— RECORDS SHOWN —
------
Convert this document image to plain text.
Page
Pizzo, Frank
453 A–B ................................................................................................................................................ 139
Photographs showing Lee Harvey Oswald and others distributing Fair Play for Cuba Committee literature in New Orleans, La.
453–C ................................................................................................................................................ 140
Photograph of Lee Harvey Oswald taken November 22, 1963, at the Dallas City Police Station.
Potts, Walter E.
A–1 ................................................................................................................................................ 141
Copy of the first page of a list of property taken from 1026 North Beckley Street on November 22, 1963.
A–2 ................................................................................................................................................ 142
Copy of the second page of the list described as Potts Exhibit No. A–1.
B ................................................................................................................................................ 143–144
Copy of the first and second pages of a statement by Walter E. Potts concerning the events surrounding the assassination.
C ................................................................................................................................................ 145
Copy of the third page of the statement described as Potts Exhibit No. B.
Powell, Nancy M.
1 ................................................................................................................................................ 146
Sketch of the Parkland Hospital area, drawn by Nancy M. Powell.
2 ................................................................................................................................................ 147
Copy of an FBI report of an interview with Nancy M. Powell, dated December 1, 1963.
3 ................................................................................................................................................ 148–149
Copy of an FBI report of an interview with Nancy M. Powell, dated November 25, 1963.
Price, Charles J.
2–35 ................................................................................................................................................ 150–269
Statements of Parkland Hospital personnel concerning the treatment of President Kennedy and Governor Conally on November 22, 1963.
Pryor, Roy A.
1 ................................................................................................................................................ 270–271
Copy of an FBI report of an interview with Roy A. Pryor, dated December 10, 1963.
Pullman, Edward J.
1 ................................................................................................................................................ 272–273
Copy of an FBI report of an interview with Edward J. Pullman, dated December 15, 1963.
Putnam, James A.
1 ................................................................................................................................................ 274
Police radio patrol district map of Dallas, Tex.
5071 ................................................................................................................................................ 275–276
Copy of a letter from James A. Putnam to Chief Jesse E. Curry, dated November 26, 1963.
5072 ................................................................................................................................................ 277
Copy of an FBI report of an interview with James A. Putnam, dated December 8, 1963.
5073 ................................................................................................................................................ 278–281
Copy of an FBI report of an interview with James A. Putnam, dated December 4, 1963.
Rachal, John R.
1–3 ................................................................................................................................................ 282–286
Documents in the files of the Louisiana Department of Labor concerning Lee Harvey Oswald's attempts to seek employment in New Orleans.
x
------
— AIM —
Isolate each line of the listing above that includes "taken". Copy it.

— WRITTEN ANSWER —
Photograph of Lee Harvey Oswald taken November 22, 1963, at the Dallas City Police Station.
Copy of the first page of a list of property taken from 1026 North Beckley Street on November 22, 1963.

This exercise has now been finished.